WHAT IS NEEDED - Pick out the lines in the listing below that contain the word "Jerry" and copy them.

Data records
[Start]

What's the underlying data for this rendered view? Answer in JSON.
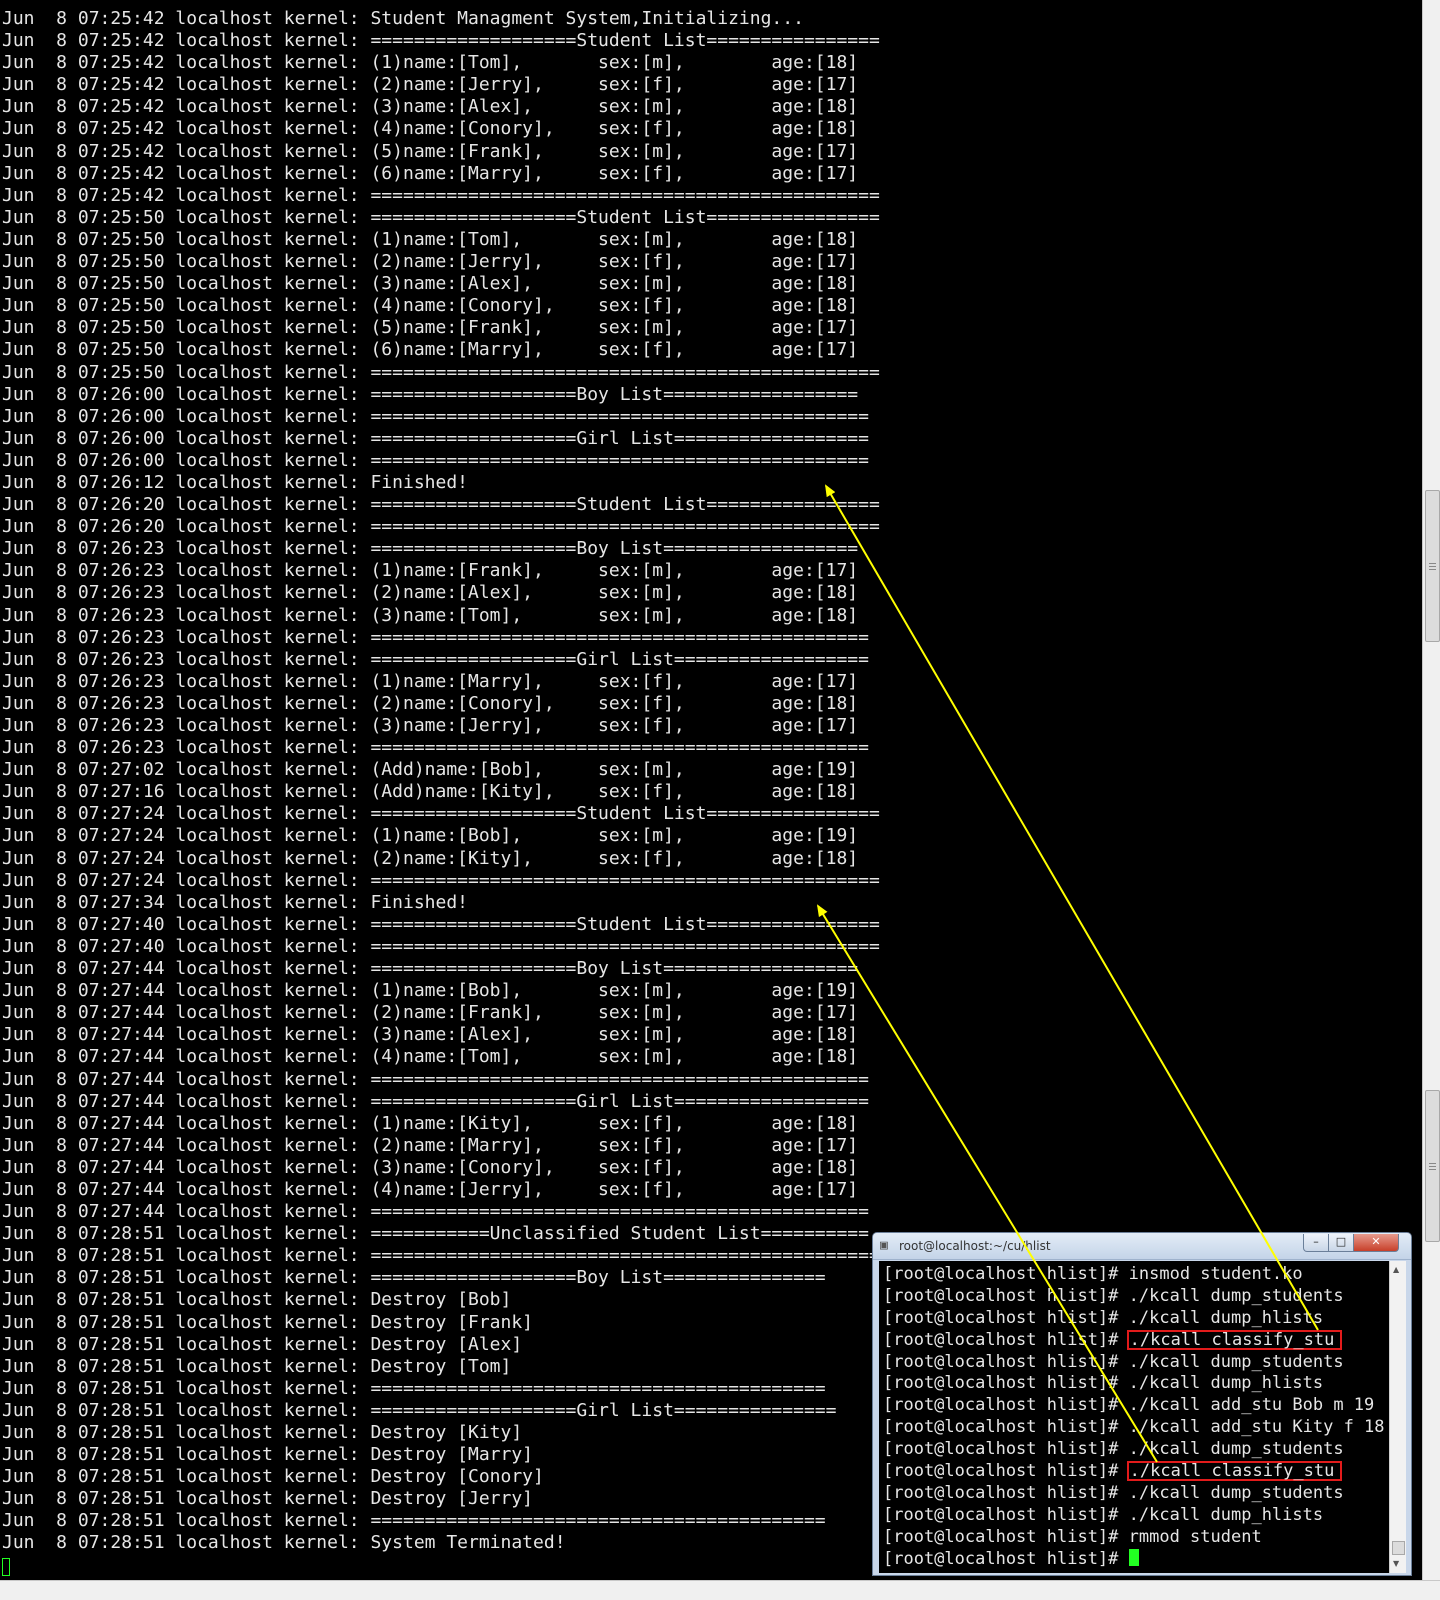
{
  "main_terminal": {
    "lines": [
      {
        "prefix": "Jun  8 07:25:42 localhost kernel: ",
        "message": "Student Managment System,Initializing..."
      },
      {
        "prefix": "Jun  8 07:25:42 localhost kernel: ",
        "message": "===================Student List================"
      },
      {
        "prefix": "Jun  8 07:25:42 localhost kernel: ",
        "message": "(1)name:[Tom],       sex:[m],        age:[18]"
      },
      {
        "prefix": "Jun  8 07:25:42 localhost kernel: ",
        "message": "(2)name:[Jerry],     sex:[f],        age:[17]"
      },
      {
        "prefix": "Jun  8 07:25:42 localhost kernel: ",
        "message": "(3)name:[Alex],      sex:[m],        age:[18]"
      },
      {
        "prefix": "Jun  8 07:25:42 localhost kernel: ",
        "message": "(4)name:[Conory],    sex:[f],        age:[18]"
      },
      {
        "prefix": "Jun  8 07:25:42 localhost kernel: ",
        "message": "(5)name:[Frank],     sex:[m],        age:[17]"
      },
      {
        "prefix": "Jun  8 07:25:42 localhost kernel: ",
        "message": "(6)name:[Marry],     sex:[f],        age:[17]"
      },
      {
        "prefix": "Jun  8 07:25:42 localhost kernel: ",
        "message": "==============================================="
      },
      {
        "prefix": "Jun  8 07:25:50 localhost kernel: ",
        "message": "===================Student List================"
      },
      {
        "prefix": "Jun  8 07:25:50 localhost kernel: ",
        "message": "(1)name:[Tom],       sex:[m],        age:[18]"
      },
      {
        "prefix": "Jun  8 07:25:50 localhost kernel: ",
        "message": "(2)name:[Jerry],     sex:[f],        age:[17]"
      },
      {
        "prefix": "Jun  8 07:25:50 localhost kernel: ",
        "message": "(3)name:[Alex],      sex:[m],        age:[18]"
      },
      {
        "prefix": "Jun  8 07:25:50 localhost kernel: ",
        "message": "(4)name:[Conory],    sex:[f],        age:[18]"
      },
      {
        "prefix": "Jun  8 07:25:50 localhost kernel: ",
        "message": "(5)name:[Frank],     sex:[m],        age:[17]"
      },
      {
        "prefix": "Jun  8 07:25:50 localhost kernel: ",
        "message": "(6)name:[Marry],     sex:[f],        age:[17]"
      },
      {
        "prefix": "Jun  8 07:25:50 localhost kernel: ",
        "message": "==============================================="
      },
      {
        "prefix": "Jun  8 07:26:00 localhost kernel: ",
        "message": "===================Boy List=================="
      },
      {
        "prefix": "Jun  8 07:26:00 localhost kernel: ",
        "message": "=============================================="
      },
      {
        "prefix": "Jun  8 07:26:00 localhost kernel: ",
        "message": "===================Girl List=================="
      },
      {
        "prefix": "Jun  8 07:26:00 localhost kernel: ",
        "message": "=============================================="
      },
      {
        "prefix": "Jun  8 07:26:12 localhost kernel: ",
        "message": "Finished!"
      },
      {
        "prefix": "Jun  8 07:26:20 localhost kernel: ",
        "message": "===================Student List================"
      },
      {
        "prefix": "Jun  8 07:26:20 localhost kernel: ",
        "message": "==============================================="
      },
      {
        "prefix": "Jun  8 07:26:23 localhost kernel: ",
        "message": "===================Boy List=================="
      },
      {
        "prefix": "Jun  8 07:26:23 localhost kernel: ",
        "message": "(1)name:[Frank],     sex:[m],        age:[17]"
      },
      {
        "prefix": "Jun  8 07:26:23 localhost kernel: ",
        "message": "(2)name:[Alex],      sex:[m],        age:[18]"
      },
      {
        "prefix": "Jun  8 07:26:23 localhost kernel: ",
        "message": "(3)name:[Tom],       sex:[m],        age:[18]"
      },
      {
        "prefix": "Jun  8 07:26:23 localhost kernel: ",
        "message": "=============================================="
      },
      {
        "prefix": "Jun  8 07:26:23 localhost kernel: ",
        "message": "===================Girl List=================="
      },
      {
        "prefix": "Jun  8 07:26:23 localhost kernel: ",
        "message": "(1)name:[Marry],     sex:[f],        age:[17]"
      },
      {
        "prefix": "Jun  8 07:26:23 localhost kernel: ",
        "message": "(2)name:[Conory],    sex:[f],        age:[18]"
      },
      {
        "prefix": "Jun  8 07:26:23 localhost kernel: ",
        "message": "(3)name:[Jerry],     sex:[f],        age:[17]"
      },
      {
        "prefix": "Jun  8 07:26:23 localhost kernel: ",
        "message": "=============================================="
      },
      {
        "prefix": "Jun  8 07:27:02 localhost kernel: ",
        "message": "(Add)name:[Bob],     sex:[m],        age:[19]"
      },
      {
        "prefix": "Jun  8 07:27:16 localhost kernel: ",
        "message": "(Add)name:[Kity],    sex:[f],        age:[18]"
      },
      {
        "prefix": "Jun  8 07:27:24 localhost kernel: ",
        "message": "===================Student List================"
      },
      {
        "prefix": "Jun  8 07:27:24 localhost kernel: ",
        "message": "(1)name:[Bob],       sex:[m],        age:[19]"
      },
      {
        "prefix": "Jun  8 07:27:24 localhost kernel: ",
        "message": "(2)name:[Kity],      sex:[f],        age:[18]"
      },
      {
        "prefix": "Jun  8 07:27:24 localhost kernel: ",
        "message": "==============================================="
      },
      {
        "prefix": "Jun  8 07:27:34 localhost kernel: ",
        "message": "Finished!"
      },
      {
        "prefix": "Jun  8 07:27:40 localhost kernel: ",
        "message": "===================Student List================"
      },
      {
        "prefix": "Jun  8 07:27:40 localhost kernel: ",
        "message": "==============================================="
      },
      {
        "prefix": "Jun  8 07:27:44 localhost kernel: ",
        "message": "===================Boy List=================="
      },
      {
        "prefix": "Jun  8 07:27:44 localhost kernel: ",
        "message": "(1)name:[Bob],       sex:[m],        age:[19]"
      },
      {
        "prefix": "Jun  8 07:27:44 localhost kernel: ",
        "message": "(2)name:[Frank],     sex:[m],        age:[17]"
      },
      {
        "prefix": "Jun  8 07:27:44 localhost kernel: ",
        "message": "(3)name:[Alex],      sex:[m],        age:[18]"
      },
      {
        "prefix": "Jun  8 07:27:44 localhost kernel: ",
        "message": "(4)name:[Tom],       sex:[m],        age:[18]"
      },
      {
        "prefix": "Jun  8 07:27:44 localhost kernel: ",
        "message": "=============================================="
      },
      {
        "prefix": "Jun  8 07:27:44 localhost kernel: ",
        "message": "===================Girl List=================="
      },
      {
        "prefix": "Jun  8 07:27:44 localhost kernel: ",
        "message": "(1)name:[Kity],      sex:[f],        age:[18]"
      },
      {
        "prefix": "Jun  8 07:27:44 localhost kernel: ",
        "message": "(2)name:[Marry],     sex:[f],        age:[17]"
      },
      {
        "prefix": "Jun  8 07:27:44 localhost kernel: ",
        "message": "(3)name:[Conory],    sex:[f],        age:[18]"
      },
      {
        "prefix": "Jun  8 07:27:44 localhost kernel: ",
        "message": "(4)name:[Jerry],     sex:[f],        age:[17]"
      },
      {
        "prefix": "Jun  8 07:27:44 localhost kernel: ",
        "message": "=============================================="
      },
      {
        "prefix": "Jun  8 07:28:51 localhost kernel: ",
        "message": "===========Unclassified Student List=========="
      },
      {
        "prefix": "Jun  8 07:28:51 localhost kernel: ",
        "message": "==============================================="
      },
      {
        "prefix": "Jun  8 07:28:51 localhost kernel: ",
        "message": "===================Boy List==============="
      },
      {
        "prefix": "Jun  8 07:28:51 localhost kernel: ",
        "message": "Destroy [Bob]"
      },
      {
        "prefix": "Jun  8 07:28:51 localhost kernel: ",
        "message": "Destroy [Frank]"
      },
      {
        "prefix": "Jun  8 07:28:51 localhost kernel: ",
        "message": "Destroy [Alex]"
      },
      {
        "prefix": "Jun  8 07:28:51 localhost kernel: ",
        "message": "Destroy [Tom]"
      },
      {
        "prefix": "Jun  8 07:28:51 localhost kernel: ",
        "message": "=========================================="
      },
      {
        "prefix": "Jun  8 07:28:51 localhost kernel: ",
        "message": "===================Girl List==============="
      },
      {
        "prefix": "Jun  8 07:28:51 localhost kernel: ",
        "message": "Destroy [Kity]"
      },
      {
        "prefix": "Jun  8 07:28:51 localhost kernel: ",
        "message": "Destroy [Marry]"
      },
      {
        "prefix": "Jun  8 07:28:51 localhost kernel: ",
        "message": "Destroy [Conory]"
      },
      {
        "prefix": "Jun  8 07:28:51 localhost kernel: ",
        "message": "Destroy [Jerry]"
      },
      {
        "prefix": "Jun  8 07:28:51 localhost kernel: ",
        "message": "=========================================="
      },
      {
        "prefix": "Jun  8 07:28:51 localhost kernel: ",
        "message": "System Terminated!"
      }
    ]
  },
  "sub_window": {
    "title": "root@localhost:~/cu/hlist",
    "app_icon": "putty-icon",
    "buttons": {
      "minimize": "–",
      "maximize": "□",
      "close": "✕"
    },
    "prompt": "[root@localhost hlist]# ",
    "commands": [
      {
        "text": "insmod student.ko",
        "highlighted": false
      },
      {
        "text": "./kcall dump_students",
        "highlighted": false
      },
      {
        "text": "./kcall dump_hlists",
        "highlighted": false
      },
      {
        "text": "./kcall classify_stu",
        "highlighted": true
      },
      {
        "text": "./kcall dump_students",
        "highlighted": false
      },
      {
        "text": "./kcall dump_hlists",
        "highlighted": false
      },
      {
        "text": "./kcall add_stu Bob m 19",
        "highlighted": false
      },
      {
        "text": "./kcall add_stu Kity f 18",
        "highlighted": false
      },
      {
        "text": "./kcall dump_students",
        "highlighted": false
      },
      {
        "text": "./kcall classify_stu",
        "highlighted": true
      },
      {
        "text": "./kcall dump_students",
        "highlighted": false
      },
      {
        "text": "./kcall dump_hlists",
        "highlighted": false
      },
      {
        "text": "rmmod student",
        "highlighted": false
      },
      {
        "text": "",
        "highlighted": false
      }
    ]
  },
  "colors": {
    "terminal_bg": "#000000",
    "terminal_fg": "#e6e6e6",
    "cursor": "#22ff22",
    "highlight_box": "#e21b1b",
    "annotation_arrow": "#ffff00"
  }
}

[End]

ANSWER TO THIS TASK -
        "message": "(2)name:[Jerry],     sex:[f],        age:[17]"
        "message": "(2)name:[Jerry],     sex:[f],        age:[17]"
        "message": "(3)name:[Jerry],     sex:[f],        age:[17]"
        "message": "(4)name:[Jerry],     sex:[f],        age:[17]"
        "message": "Destroy [Jerry]"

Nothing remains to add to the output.